• Task objective
Where a line in the listing below contains the word "나구모는", copy that line.

• Raw records
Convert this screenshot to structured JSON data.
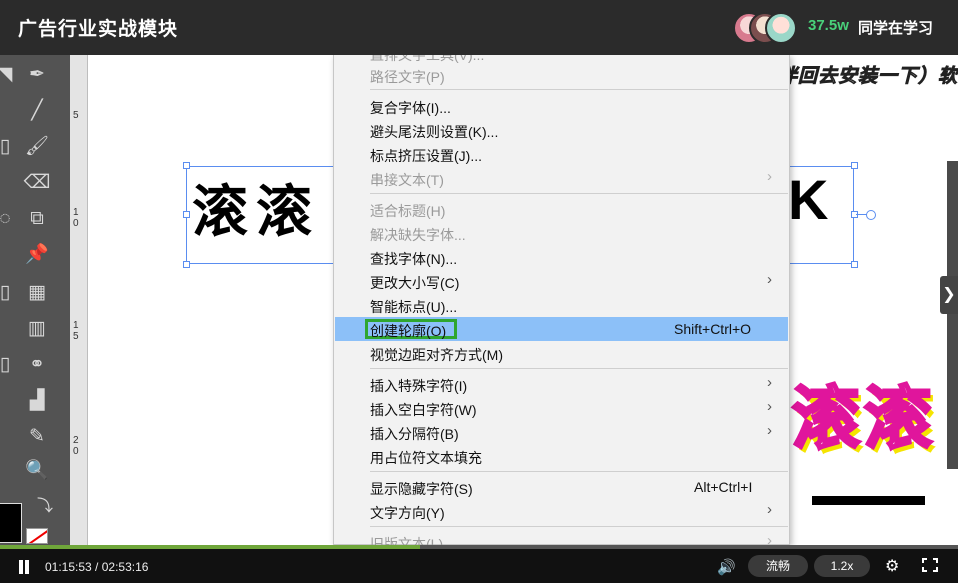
{
  "header": {
    "title": "广告行业实战模块",
    "viewer_count": "37.5w",
    "viewer_label": "同学在学习"
  },
  "canvas": {
    "subtitle": "载的小伙伴回去安装一下）软",
    "big_text": "滚滚",
    "big_text_right": "K",
    "effect_text": "滚滚",
    "ruler_ticks": [
      "5",
      "1 0",
      "1 5",
      "2 0"
    ]
  },
  "menu": {
    "items": [
      {
        "label": "直排文字工具(V)...",
        "shortcut": "",
        "submenu": false,
        "disabled": true
      },
      {
        "label": "路径文字(P)",
        "shortcut": "",
        "submenu": false,
        "disabled": true
      },
      {
        "label": "复合字体(I)...",
        "shortcut": "",
        "submenu": false,
        "disabled": false
      },
      {
        "label": "避头尾法则设置(K)...",
        "shortcut": "",
        "submenu": false,
        "disabled": false
      },
      {
        "label": "标点挤压设置(J)...",
        "shortcut": "",
        "submenu": false,
        "disabled": false
      },
      {
        "label": "串接文本(T)",
        "shortcut": "",
        "submenu": true,
        "disabled": true
      },
      {
        "label": "适合标题(H)",
        "shortcut": "",
        "submenu": false,
        "disabled": true
      },
      {
        "label": "解决缺失字体...",
        "shortcut": "",
        "submenu": false,
        "disabled": true
      },
      {
        "label": "查找字体(N)...",
        "shortcut": "",
        "submenu": false,
        "disabled": false
      },
      {
        "label": "更改大小写(C)",
        "shortcut": "",
        "submenu": true,
        "disabled": false
      },
      {
        "label": "智能标点(U)...",
        "shortcut": "",
        "submenu": false,
        "disabled": false
      },
      {
        "label": "创建轮廓(O)",
        "shortcut": "Shift+Ctrl+O",
        "submenu": false,
        "disabled": false,
        "highlighted": true
      },
      {
        "label": "视觉边距对齐方式(M)",
        "shortcut": "",
        "submenu": false,
        "disabled": false
      },
      {
        "label": "插入特殊字符(I)",
        "shortcut": "",
        "submenu": true,
        "disabled": false
      },
      {
        "label": "插入空白字符(W)",
        "shortcut": "",
        "submenu": true,
        "disabled": false
      },
      {
        "label": "插入分隔符(B)",
        "shortcut": "",
        "submenu": true,
        "disabled": false
      },
      {
        "label": "用占位符文本填充",
        "shortcut": "",
        "submenu": false,
        "disabled": false
      },
      {
        "label": "显示隐藏字符(S)",
        "shortcut": "Alt+Ctrl+I",
        "submenu": false,
        "disabled": false
      },
      {
        "label": "文字方向(Y)",
        "shortcut": "",
        "submenu": true,
        "disabled": false
      },
      {
        "label": "旧版文本(L)",
        "shortcut": "",
        "submenu": true,
        "disabled": true
      }
    ],
    "highlight_color": "#8cc0f8",
    "highlight_border_color": "#2fa62f"
  },
  "player": {
    "current_time": "01:15:53",
    "duration": "02:53:16",
    "progress_fraction": 0.438,
    "quality_label": "流畅",
    "speed_label": "1.2x"
  },
  "icons": [
    "pen-icon",
    "line-icon",
    "brush-icon",
    "eraser-icon",
    "scale-icon",
    "pin-icon",
    "grid-icon",
    "gradient-icon",
    "shape-builder-icon",
    "bar-graph-icon",
    "eyedropper-icon",
    "zoom-icon",
    "swap-icon",
    "volume-icon",
    "gear-icon",
    "fullscreen-icon",
    "chevron-right-icon"
  ],
  "colors": {
    "topbar": "#2b2b2b",
    "accent_green": "#49d07a",
    "progress": "#6fa63a",
    "toolbar": "#535353"
  }
}
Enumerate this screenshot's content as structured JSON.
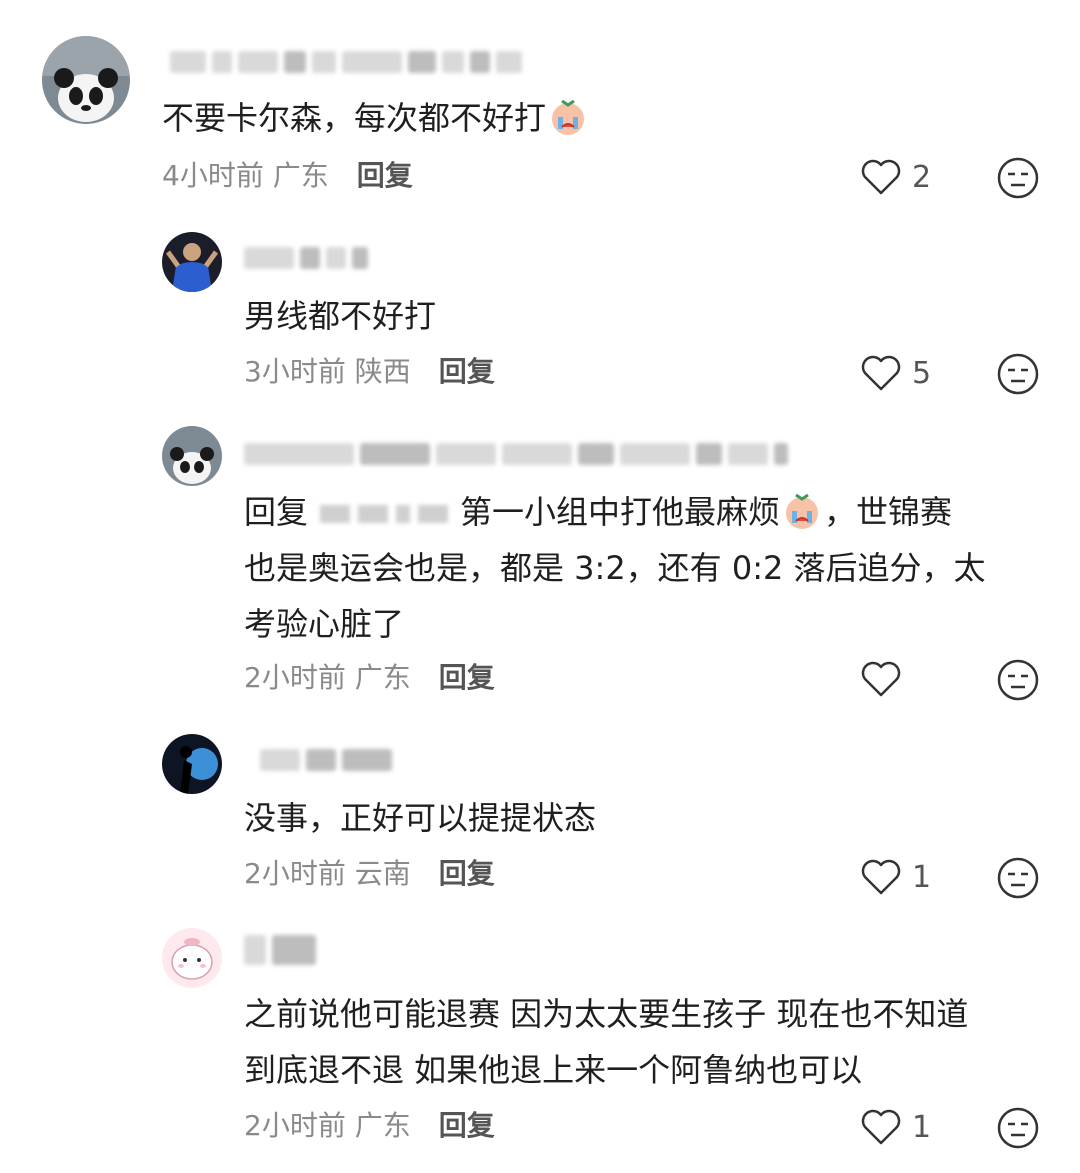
{
  "comments": [
    {
      "text": "不要卡尔森，每次都不好打",
      "time": "4小时前",
      "location": "广东",
      "reply": "回复",
      "likes": "2"
    },
    {
      "text": "男线都不好打",
      "time": "3小时前",
      "location": "陕西",
      "reply": "回复",
      "likes": "5"
    },
    {
      "prefix": "回复",
      "text_line1": "第一小组中打他最麻烦",
      "text_line1b": "，世锦赛",
      "text_line2": "也是奥运会也是，都是 3:2，还有 0:2 落后追分，太",
      "text_line3": "考验心脏了",
      "time": "2小时前",
      "location": "广东",
      "reply": "回复",
      "likes": ""
    },
    {
      "text": "没事，正好可以提提状态",
      "time": "2小时前",
      "location": "云南",
      "reply": "回复",
      "likes": "1"
    },
    {
      "text_line1": "之前说他可能退赛 因为太太要生孩子 现在也不知道",
      "text_line2": "到底退不退 如果他退上来一个阿鲁纳也可以",
      "time": "2小时前",
      "location": "广东",
      "reply": "回复",
      "likes": "1"
    }
  ]
}
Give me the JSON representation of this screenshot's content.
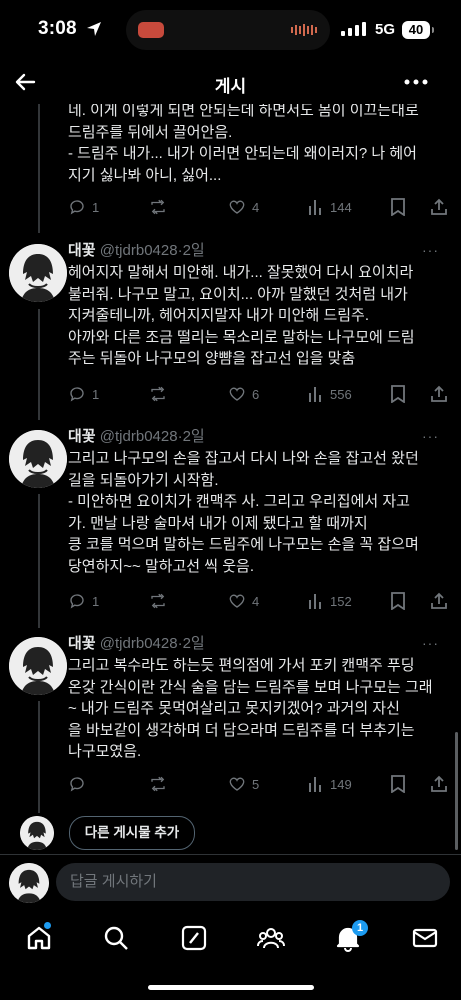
{
  "status_bar": {
    "time": "3:08",
    "network": "5G",
    "battery": "40"
  },
  "header": {
    "title": "게시"
  },
  "top_post_tail": {
    "text": "네. 이게 이렇게 되면 안되는데 하면서도 몸이 이끄는대로\n드림주를 뒤에서 끌어안음.\n- 드림주 내가... 내가 이러면 안되는데 왜이러지? 나 헤어\n지기 싫나봐 아니, 싫어...",
    "replies": "1",
    "reposts": "",
    "likes": "4",
    "views": "144"
  },
  "posts": [
    {
      "name": "대꽃",
      "handle": "@tjdrb0428",
      "sep": "·",
      "time": "2일",
      "text": "헤어지자 말해서 미안해. 내가... 잘못했어 다시 요이치라\n불러줘. 나구모 말고, 요이치... 아까 말했던 것처럼 내가\n지켜줄테니까, 헤어지지말자 내가 미안해 드림주.\n아까와 다른 조금 떨리는 목소리로 말하는 나구모에 드림\n주는 뒤돌아 나구모의 양뺨을 잡고선 입을 맞춤",
      "replies": "1",
      "reposts": "",
      "likes": "6",
      "views": "556"
    },
    {
      "name": "대꽃",
      "handle": "@tjdrb0428",
      "sep": "·",
      "time": "2일",
      "text": "그리고 나구모의 손을 잡고서 다시 나와 손을 잡고선 왔던\n길을 되돌아가기 시작함.\n- 미안하면 요이치가 캔맥주 사. 그리고 우리집에서 자고\n가. 맨날 나랑 술마셔 내가 이제 됐다고 할 때까지\n킁 코를 먹으며 말하는 드림주에 나구모는 손을 꼭 잡으며\n당연하지~~ 말하고선 씩 웃음.",
      "replies": "1",
      "reposts": "",
      "likes": "4",
      "views": "152"
    },
    {
      "name": "대꽃",
      "handle": "@tjdrb0428",
      "sep": "·",
      "time": "2일",
      "text": "그리고 복수라도 하는듯 편의점에 가서 포키 캔맥주 푸딩\n온갖 간식이란 간식 술을 담는 드림주를 보며 나구모는 그래\n~ 내가 드림주 못먹여살리고 못지키겠어? 과거의 자신\n을 바보같이 생각하며 더 담으라며 드림주를 더 부추기는\n나구모였음.",
      "replies": "",
      "reposts": "",
      "likes": "5",
      "views": "149"
    }
  ],
  "add_post_label": "다른 게시물 추가",
  "reply_placeholder": "답글 게시하기",
  "notifications_badge": "1",
  "colors": {
    "accent": "#1d9bf0",
    "background": "#000000",
    "muted": "#71767b"
  },
  "icons": [
    "back-arrow-icon",
    "more-icon",
    "reply-icon",
    "repost-icon",
    "like-icon",
    "views-icon",
    "bookmark-icon",
    "share-icon",
    "home-icon",
    "search-icon",
    "compose-icon",
    "communities-icon",
    "notifications-icon",
    "messages-icon"
  ]
}
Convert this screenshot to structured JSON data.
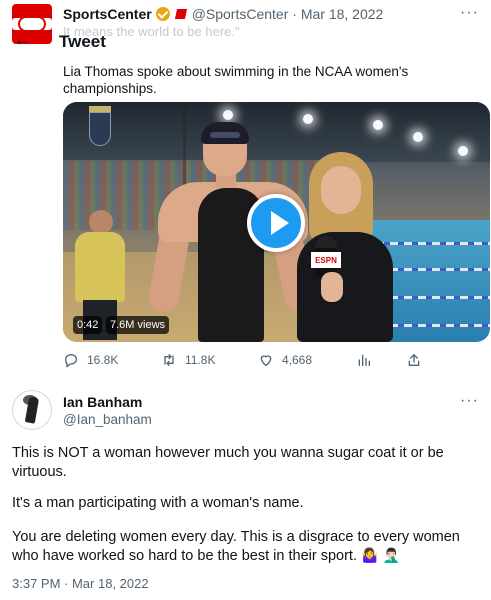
{
  "parent_tweet": {
    "display_name": "SportsCenter",
    "handle": "@SportsCenter",
    "date": "Mar 18, 2022",
    "handle_date": "@SportsCenter · Mar 18, 2022",
    "more_icon": "ellipsis-icon",
    "faded_line": "It means the world to be here.\"",
    "caption": "Lia Thomas spoke about swimming in the NCAA women's championships.",
    "video": {
      "duration": "0:42",
      "views": "7.6M views",
      "play_icon": "play-icon",
      "mic_logo": "ESPN"
    },
    "actions": {
      "replies": "16.8K",
      "retweets": "11.8K",
      "likes": "4,668",
      "analytics_icon": "bar-chart-icon",
      "share_icon": "share-icon"
    }
  },
  "header": {
    "back_icon": "back-arrow-icon",
    "title": "Tweet"
  },
  "reply_tweet": {
    "display_name": "Ian Banham",
    "handle": "@Ian_banham",
    "more_icon": "ellipsis-icon",
    "paragraph_1": "This is NOT a woman however much you wanna sugar coat it or be virtuous.",
    "paragraph_2": "It's a man participating with a woman's name.",
    "paragraph_3": "You are deleting women every day. This is a disgrace to every women who have worked so hard to be the best in their sport.",
    "emoji_1": "🤷‍♀️",
    "emoji_2": "🤦🏻‍♂️",
    "timestamp": "3:37 PM · Mar 18, 2022"
  },
  "colors": {
    "link_blue": "#1d9bf0",
    "secondary_text": "#536471",
    "primary_text": "#0f1419",
    "espn_red": "#dd0000",
    "verified_gold": "#e8a517"
  }
}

• Task response
      "text": "그리고 나구모의 손을 잡고서 다시 나와 손을 잡고선 왔던\n길을 되돌아가기 시작함.\n- 미안하면 요이치가 캔맥주 사. 그리고 우리집에서 자고\n가. 맨날 나랑 술마셔 내가 이제 됐다고 할 때까지\n킁 코를 먹으며 말하는 드림주에 나구모는 손을 꼭 잡으며\n당연하지~~ 말하고선 씩 웃음.",
      "text": "그리고 복수라도 하는듯 편의점에 가서 포키 캔맥주 푸딩\n온갖 간식이란 간식 술을 담는 드림주를 보며 나구모는 그래\n~ 내가 드림주 못먹여살리고 못지키겠어? 과거의 자신\n을 바보같이 생각하며 더 담으라며 드림주를 더 부추기는\n나구모였음.",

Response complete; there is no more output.